* To be done:
How many lines in the items below contain the string "tagline"? Letter case counts. Give only the number.
───── Records for the task
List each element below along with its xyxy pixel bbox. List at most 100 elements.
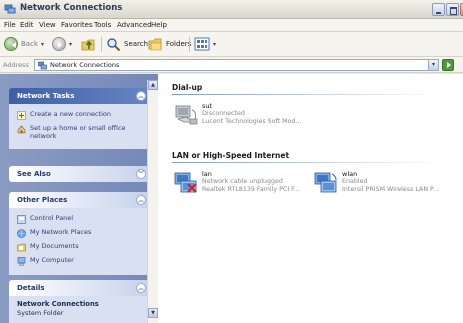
connections-pane: Dial-up sut Disconnected Lucent Technolo…	[158, 74, 463, 323]
my-network-places-label: My Network Places	[30, 228, 92, 236]
menu-help[interactable]: Help	[151, 21, 167, 29]
go-button[interactable]	[442, 59, 454, 71]
views-dropdown-icon[interactable]: ▾	[213, 41, 216, 48]
up-folder-button[interactable]	[81, 36, 96, 52]
network-tasks-header[interactable]: Network Tasks ︽	[9, 88, 152, 104]
group-divider	[172, 94, 442, 95]
connection-device: Lucent Technologies Soft Mod...	[202, 118, 302, 125]
home-network-icon	[17, 125, 26, 134]
folders-label: Folders	[166, 40, 192, 48]
up-folder-icon	[81, 39, 95, 50]
address-input[interactable]: Network Connections ▾	[34, 59, 439, 71]
connection-wlan[interactable]: wlan Enabled Intersil PRISM Wireless LAN…	[312, 170, 462, 198]
dialup-group-title: Dial-up	[172, 83, 203, 92]
setup-home-network-label: Set up a home or small office network	[30, 124, 126, 140]
scroll-up-icon[interactable]: ▲	[148, 80, 158, 90]
details-title: Details	[17, 284, 45, 292]
my-documents-link[interactable]: My Documents	[17, 242, 146, 252]
new-connection-icon	[17, 111, 26, 120]
my-computer-link[interactable]: My Computer	[17, 256, 146, 266]
back-arrow-icon	[4, 37, 18, 51]
control-panel-icon	[17, 215, 26, 224]
collapse-chevron-icon[interactable]: ︽	[136, 195, 146, 205]
scroll-down-icon[interactable]: ▼	[148, 308, 158, 318]
address-bar: Address Network Connections ▾	[0, 57, 463, 73]
see-also-panel: See Also ︾	[9, 166, 152, 182]
network-places-icon	[17, 229, 26, 238]
views-icon	[194, 37, 210, 51]
search-button[interactable]: Search	[106, 36, 148, 52]
connection-status: Disconnected	[202, 110, 245, 117]
connection-device: Realtek RTL8139 Family PCI F...	[202, 186, 300, 193]
network-tasks-body: Create a new connection Set up a home or…	[9, 104, 152, 149]
task-pane-scrollbar[interactable]: ▲ ▼	[147, 80, 158, 323]
address-label: Address	[3, 61, 29, 69]
network-tasks-panel: Network Tasks ︽ Create a new connection	[9, 88, 152, 149]
back-button[interactable]: Back ▾	[4, 36, 44, 52]
group-divider	[172, 162, 442, 163]
connection-device: Intersil PRISM Wireless LAN P...	[342, 186, 439, 193]
connection-name: lan	[202, 170, 212, 178]
menu-view[interactable]: View	[39, 21, 56, 29]
folders-button[interactable]: Folders	[148, 36, 191, 52]
network-connections-icon	[4, 4, 16, 14]
collapse-chevron-icon[interactable]: ︽	[136, 283, 146, 293]
details-name: Network Connections	[17, 300, 99, 308]
connection-status: Network cable unplugged	[202, 178, 283, 185]
connection-name: wlan	[342, 170, 358, 178]
menu-tools[interactable]: Tools	[94, 21, 111, 29]
other-places-title: Other Places	[17, 196, 68, 204]
details-header[interactable]: Details ︽	[9, 280, 152, 296]
my-documents-icon	[17, 243, 26, 252]
maximize-button[interactable]	[446, 3, 459, 16]
control-panel-link[interactable]: Control Panel	[17, 214, 146, 224]
expand-chevron-icon[interactable]: ︾	[136, 169, 146, 179]
network-tasks-title: Network Tasks	[17, 92, 75, 100]
my-computer-icon	[17, 257, 26, 266]
toolbar: Back ▾ ▾ Search Folders ▾	[0, 32, 463, 57]
create-new-connection-label: Create a new connection	[30, 110, 112, 118]
explorer-window: Network Connections File Edit View Favor…	[0, 0, 463, 323]
other-places-panel: Other Places ︽ Control Panel My Network …	[9, 192, 152, 275]
toolbar-separator	[189, 37, 190, 52]
details-type: System Folder	[17, 309, 64, 317]
views-button[interactable]: ▾	[194, 36, 216, 52]
menu-favorites[interactable]: Favorites	[61, 21, 93, 29]
my-network-places-link[interactable]: My Network Places	[17, 228, 146, 238]
address-value: Network Connections	[50, 61, 120, 69]
task-pane: Network Tasks ︽ Create a new connection	[0, 74, 158, 323]
network-connections-icon	[38, 61, 47, 70]
menu-edit[interactable]: Edit	[20, 21, 34, 29]
back-dropdown-icon[interactable]: ▾	[41, 41, 44, 48]
minimize-button[interactable]	[432, 3, 445, 16]
menu-bar: File Edit View Favorites Tools Advanced …	[0, 19, 463, 32]
wireless-connection-icon	[314, 172, 337, 193]
search-label: Search	[124, 40, 149, 48]
see-also-header[interactable]: See Also ︾	[9, 166, 152, 182]
search-icon	[107, 37, 121, 51]
other-places-header[interactable]: Other Places ︽	[9, 192, 152, 208]
control-panel-label: Control Panel	[30, 214, 74, 222]
connection-name: sut	[202, 102, 213, 110]
title-bar[interactable]: Network Connections	[0, 0, 463, 19]
details-panel: Details ︽ Network Connections System Fol…	[9, 280, 152, 323]
setup-home-network-link[interactable]: Set up a home or small office network	[17, 124, 146, 140]
back-label: Back	[21, 40, 38, 48]
forward-button[interactable]: ▾	[52, 36, 72, 52]
my-documents-label: My Documents	[30, 242, 79, 250]
menu-file[interactable]: File	[4, 21, 16, 29]
address-dropdown-icon[interactable]: ▾	[428, 60, 438, 70]
forward-dropdown-icon[interactable]: ▾	[69, 41, 72, 48]
my-computer-label: My Computer	[30, 256, 74, 264]
connection-sut[interactable]: sut Disconnected Lucent Technologies Sof…	[172, 102, 332, 130]
dialup-connection-icon	[175, 105, 198, 125]
collapse-chevron-icon[interactable]: ︽	[136, 91, 146, 101]
other-places-body: Control Panel My Network Places My Docum…	[9, 208, 152, 275]
connection-lan[interactable]: lan Network cable unplugged Realtek RTL8…	[172, 170, 312, 198]
toolbar-separator	[101, 37, 102, 52]
window-title: Network Connections	[20, 3, 123, 13]
lan-connection-icon	[174, 172, 197, 193]
details-body: Network Connections System Folder	[9, 296, 152, 323]
menu-advanced[interactable]: Advanced	[117, 21, 152, 29]
create-new-connection-link[interactable]: Create a new connection	[17, 110, 146, 120]
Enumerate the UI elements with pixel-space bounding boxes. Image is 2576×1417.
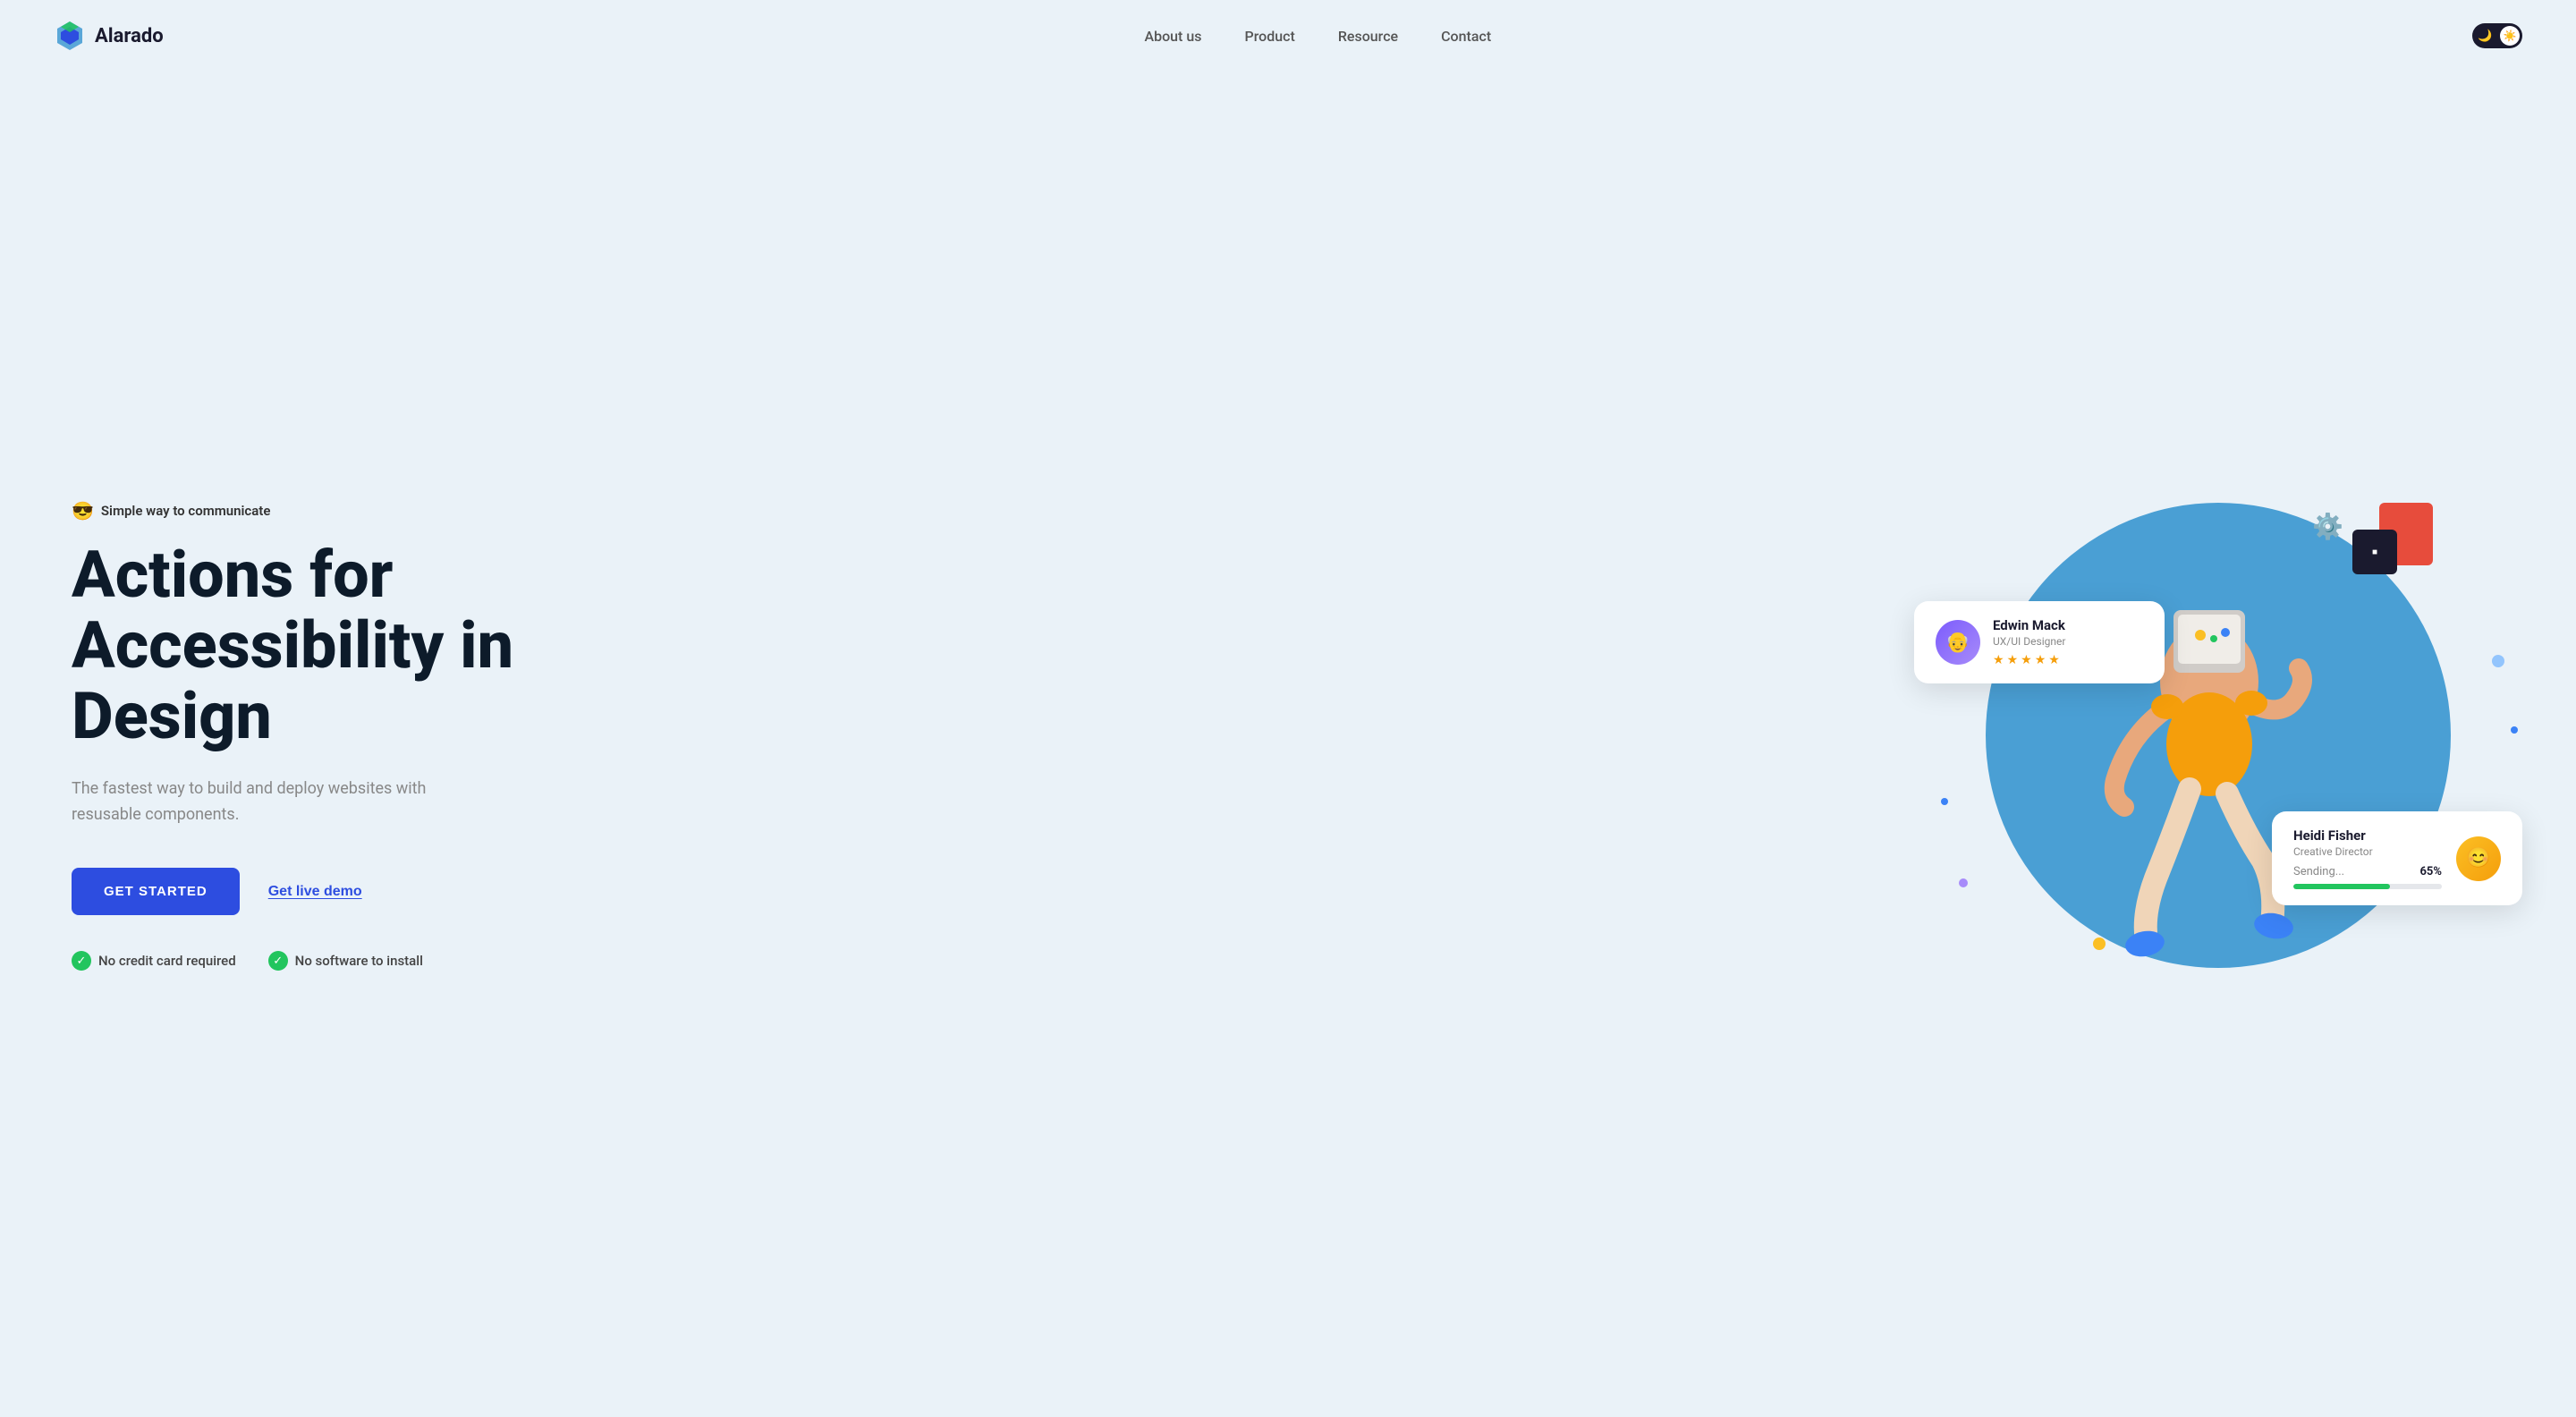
nav-resource[interactable]: Resource (1338, 28, 1398, 45)
check-icon-1: ✓ (72, 951, 91, 971)
avatar-edwin: 👴 (1936, 620, 1980, 665)
progress-label: Sending... (2293, 865, 2344, 878)
avatar-heidi: 😊 (2456, 836, 2501, 881)
card-edwin-info: Edwin Mack UX/UI Designer ★ ★ ★ ★ ★ (1993, 617, 2065, 667)
heidi-info: Heidi Fisher Creative Director Sending..… (2293, 827, 2442, 889)
hero-title: Actions for Accessibility in Design (72, 539, 513, 752)
logo-icon (54, 20, 86, 52)
dot-purple (1959, 878, 1968, 887)
card-edwin-stars: ★ ★ ★ ★ ★ (1993, 653, 2065, 667)
hero-badges: ✓ No credit card required ✓ No software … (72, 951, 513, 971)
card-heidi: Heidi Fisher Creative Director Sending..… (2272, 811, 2522, 905)
tagline-text: Simple way to communicate (101, 503, 271, 519)
hero-illustration: ■ ⚙️ (1914, 476, 2522, 995)
progress-bar (2293, 884, 2442, 889)
progress-row: Sending... 65% (2293, 865, 2442, 878)
tagline: 😎 Simple way to communicate (72, 500, 513, 522)
nav-links: About us Product Resource Contact (1144, 28, 1491, 45)
badge-text-2: No software to install (295, 953, 423, 969)
deco-items: ⚙️ (2312, 512, 2343, 541)
live-demo-button[interactable]: Get live demo (268, 884, 362, 900)
check-icon-2: ✓ (268, 951, 288, 971)
tagline-emoji: 😎 (72, 500, 94, 522)
card-edwin-name: Edwin Mack (1993, 617, 2065, 633)
dark-mode-toggle[interactable]: ☀️ (2472, 23, 2522, 48)
progress-fill (2293, 884, 2390, 889)
dot-2 (1941, 798, 1948, 805)
get-started-button[interactable]: GET STARTED (72, 868, 240, 915)
logo-text: Alarado (95, 25, 164, 47)
hero-subtitle: The fastest way to build and deploy webs… (72, 776, 465, 828)
dot-1 (2492, 655, 2504, 667)
badge-text-1: No credit card required (98, 953, 236, 969)
dot-3 (2511, 726, 2518, 734)
card-edwin-role: UX/UI Designer (1993, 635, 2065, 648)
nav-product[interactable]: Product (1244, 28, 1294, 45)
progress-pct: 65% (2419, 865, 2442, 878)
card-heidi-name: Heidi Fisher (2293, 827, 2442, 844)
card-heidi-role: Creative Director (2293, 845, 2442, 858)
nav-contact[interactable]: Contact (1441, 28, 1491, 45)
heidi-bottom: Heidi Fisher Creative Director Sending..… (2293, 827, 2501, 889)
toggle-knob: ☀️ (2500, 26, 2520, 46)
hero-buttons: GET STARTED Get live demo (72, 868, 513, 915)
card-edwin: 👴 Edwin Mack UX/UI Designer ★ ★ ★ ★ ★ (1914, 601, 2165, 683)
badge-no-credit-card: ✓ No credit card required (72, 951, 236, 971)
nav-about[interactable]: About us (1144, 28, 1201, 45)
logo[interactable]: Alarado (54, 20, 164, 52)
hero-character (2004, 476, 2415, 995)
hero-section: 😎 Simple way to communicate Actions for … (0, 72, 2576, 1417)
navbar: Alarado About us Product Resource Contac… (0, 0, 2576, 72)
badge-no-software: ✓ No software to install (268, 951, 423, 971)
hero-left: 😎 Simple way to communicate Actions for … (72, 500, 513, 971)
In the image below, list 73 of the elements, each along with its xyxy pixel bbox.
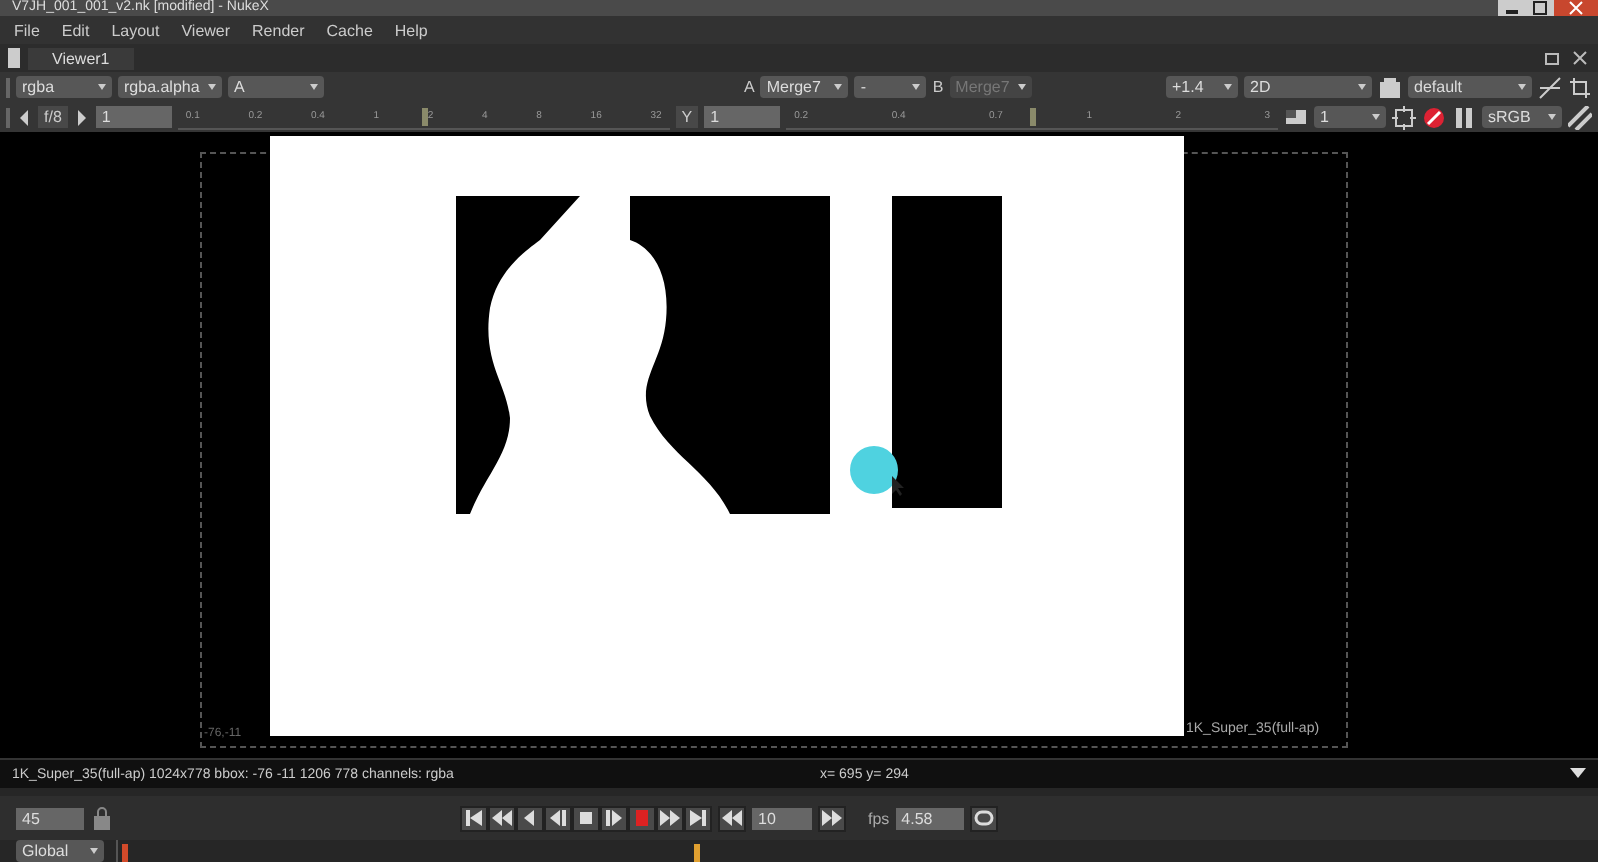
──────────
* Result for this task:
3